(Data listing)
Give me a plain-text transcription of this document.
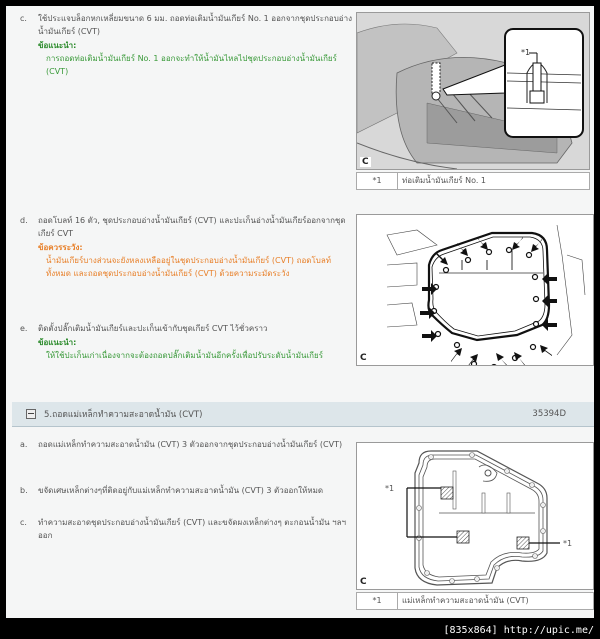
c. ใช้ประแจบล็อกหกเหลี่ยมขนาด 6 มม. ถอดท่อเติมน้ำมันเกียร์ No. 1 ออกจากชุดประกอบอ่างน้ำมันเกียร์ (CVT)
ข้อแนะนำ:
การถอดท่อเติมน้ำมันเกียร์ No. 1 ออกจะทำให้น้ำมันไหลไปชุดประกอบอ่างน้ำมันเกียร์ (CVT)
*1
C
*1	ท่อเติมน้ำมันเกียร์ No. 1
d. ถอดโบลท์ 16 ตัว, ชุดประกอบอ่างน้ำมันเกียร์ (CVT) และปะเก็นอ่างน้ำมันเกียร์ออกจากชุดเกียร์ CVT
ข้อควรระวัง:
น้ำมันเกียร์บางส่วนจะยังหลงเหลืออยู่ในชุดประกอบอ่างน้ำมันเกียร์ (CVT) ถอดโบลท์ทั้งหมด และถอดชุดประกอบอ่างน้ำมันเกียร์ (CVT) ด้วยความระมัดระวัง
e. ติดตั้งปลั๊กเติมน้ำมันเกียร์และปะเก็นเข้ากับชุดเกียร์ CVT ไว้ชั่วคราว
ข้อแนะนำ:
ให้ใช้ปะเก็นเก่าเนื่องจากจะต้องถอดปลั๊กเติมน้ำมันอีกครั้งเพื่อปรับระดับน้ำมันเกียร์	C
5.ถอดแม่เหล็กทำความสะอาดน้ำมัน (CVT)	35394D
a. ถอดแม่เหล็กทำความสะอาดน้ำมัน (CVT) 3 ตัวออกจากชุดประกอบอ่างน้ำมันเกียร์ (CVT)
b. ขจัดเศษเหล็กต่างๆที่ติดอยู่กับแม่เหล็กทำความสะอาดน้ำมัน (CVT) 3 ตัวออกให้หมด
c. ทำความสะอาดชุดประกอบอ่างน้ำมันเกียร์ (CVT) และขจัดผงเหล็กต่างๆ ตะกอนน้ำมัน ฯลฯ ออก
*1
*1
C
*1	แม่เหล็กทำความสะอาดน้ำมัน (CVT)
[835x864] http://upic.me/
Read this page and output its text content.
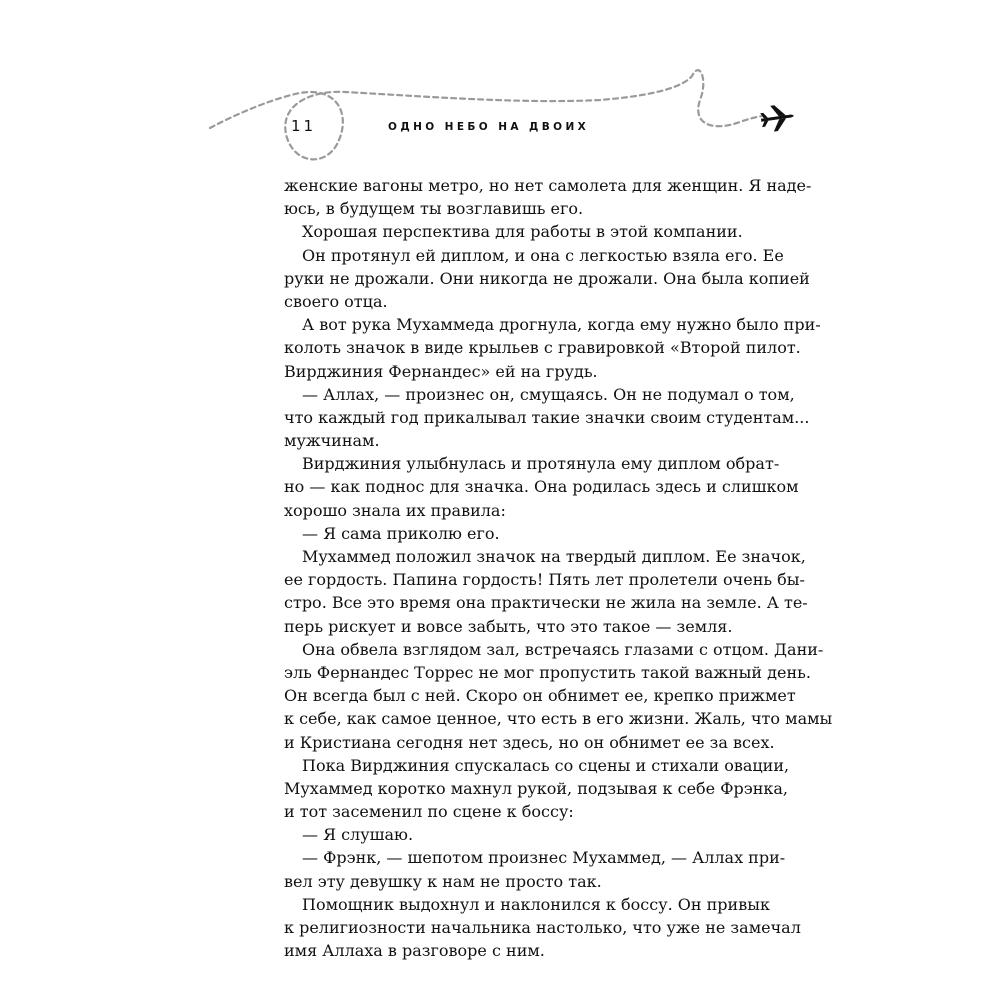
11	ОДНО НЕБО НА ДВОИХ
женские вагоны метро, но нет самолета для женщин. Я наде-
юсь, в будущем ты возглавишь его.
Хорошая перспектива для работы в этой компании.
Он протянул ей диплом, и она с легкостью взяла его. Ее
руки не дрожали. Они никогда не дрожали. Она была копией
своего отца.
А вот рука Мухаммеда дрогнула, когда ему нужно было при-
колоть значок в виде крыльев с гравировкой «Второй пилот.
Вирджиния Фернандес» ей на грудь.
— Аллах, — произнес он, смущаясь. Он не подумал о том,
что каждый год прикалывал такие значки своим студентам...
мужчинам.
Вирджиния улыбнулась и протянула ему диплом обрат-
но — как поднос для значка. Она родилась здесь и слишком
хорошо знала их правила:
— Я сама приколю его.
Мухаммед положил значок на твердый диплом. Ее значок,
ее гордость. Папина гордость! Пять лет пролетели очень бы-
стро. Все это время она практически не жила на земле. А те-
перь рискует и вовсе забыть, что это такое — земля.
Она обвела взглядом зал, встречаясь глазами с отцом. Дани-
эль Фернандес Торрес не мог пропустить такой важный день.
Он всегда был с ней. Скоро он обнимет ее, крепко прижмет
к себе, как самое ценное, что есть в его жизни. Жаль, что мамы
и Кристиана сегодня нет здесь, но он обнимет ее за всех.
Пока Вирджиния спускалась со сцены и стихали овации,
Мухаммед коротко махнул рукой, подзывая к себе Фрэнка,
и тот засеменил по сцене к боссу:
— Я слушаю.
— Фрэнк, — шепотом произнес Мухаммед, — Аллах при-
вел эту девушку к нам не просто так.
Помощник выдохнул и наклонился к боссу. Он привык
к религиозности начальника настолько, что уже не замечал
имя Аллаха в разговоре с ним.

WHAT NEEDS TO BE DONE :: Leaving out the pictures, repeat the data above exactly.

SOLUTION TO THIS EXERCISE ::
Give me a plain-text transcription of this document.
c. ใช้ประแจบล็อกหกเหลี่ยมขนาด 6 มม. ถอดท่อเติมน้ำมันเกียร์ No. 1 ออกจากชุดประกอบอ่างน้ำมันเกียร์ (CVT)
ข้อแนะนำ:
การถอดท่อเติมน้ำมันเกียร์ No. 1 ออกจะทำให้น้ำมันไหลไปชุดประกอบอ่างน้ำมันเกียร์ (CVT)
*1
C
*1	ท่อเติมน้ำมันเกียร์ No. 1
d. ถอดโบลท์ 16 ตัว, ชุดประกอบอ่างน้ำมันเกียร์ (CVT) และปะเก็นอ่างน้ำมันเกียร์ออกจากชุดเกียร์ CVT
ข้อควรระวัง:
น้ำมันเกียร์บางส่วนจะยังหลงเหลืออยู่ในชุดประกอบอ่างน้ำมันเกียร์ (CVT) ถอดโบลท์ทั้งหมด และถอดชุดประกอบอ่างน้ำมันเกียร์ (CVT) ด้วยความระมัดระวัง
e. ติดตั้งปลั๊กเติมน้ำมันเกียร์และปะเก็นเข้ากับชุดเกียร์ CVT ไว้ชั่วคราว
ข้อแนะนำ:
ให้ใช้ปะเก็นเก่าเนื่องจากจะต้องถอดปลั๊กเติมน้ำมันอีกครั้งเพื่อปรับระดับน้ำมันเกียร์	C
5.ถอดแม่เหล็กทำความสะอาดน้ำมัน (CVT)	35394D
a. ถอดแม่เหล็กทำความสะอาดน้ำมัน (CVT) 3 ตัวออกจากชุดประกอบอ่างน้ำมันเกียร์ (CVT)
b. ขจัดเศษเหล็กต่างๆที่ติดอยู่กับแม่เหล็กทำความสะอาดน้ำมัน (CVT) 3 ตัวออกให้หมด
c. ทำความสะอาดชุดประกอบอ่างน้ำมันเกียร์ (CVT) และขจัดผงเหล็กต่างๆ ตะกอนน้ำมัน ฯลฯ ออก
*1
*1
C
*1	แม่เหล็กทำความสะอาดน้ำมัน (CVT)
[835x864] http://upic.me/
Read this page and output its text content.
11	ОДНО НЕБО НА ДВОИХ
женские вагоны метро, но нет самолета для женщин. Я наде-
юсь, в будущем ты возглавишь его.
Хорошая перспектива для работы в этой компании.
Он протянул ей диплом, и она с легкостью взяла его. Ее
руки не дрожали. Они никогда не дрожали. Она была копией
своего отца.
А вот рука Мухаммеда дрогнула, когда ему нужно было при-
колоть значок в виде крыльев с гравировкой «Второй пилот.
Вирджиния Фернандес» ей на грудь.
— Аллах, — произнес он, смущаясь. Он не подумал о том,
что каждый год прикалывал такие значки своим студентам...
мужчинам.
Вирджиния улыбнулась и протянула ему диплом обрат-
но — как поднос для значка. Она родилась здесь и слишком
хорошо знала их правила:
— Я сама приколю его.
Мухаммед положил значок на твердый диплом. Ее значок,
ее гордость. Папина гордость! Пять лет пролетели очень бы-
стро. Все это время она практически не жила на земле. А те-
перь рискует и вовсе забыть, что это такое — земля.
Она обвела взглядом зал, встречаясь глазами с отцом. Дани-
эль Фернандес Торрес не мог пропустить такой важный день.
Он всегда был с ней. Скоро он обнимет ее, крепко прижмет
к себе, как самое ценное, что есть в его жизни. Жаль, что мамы
и Кристиана сегодня нет здесь, но он обнимет ее за всех.
Пока Вирджиния спускалась со сцены и стихали овации,
Мухаммед коротко махнул рукой, подзывая к себе Фрэнка,
и тот засеменил по сцене к боссу:
— Я слушаю.
— Фрэнк, — шепотом произнес Мухаммед, — Аллах при-
вел эту девушку к нам не просто так.
Помощник выдохнул и наклонился к боссу. Он привык
к религиозности начальника настолько, что уже не замечал
имя Аллаха в разговоре с ним.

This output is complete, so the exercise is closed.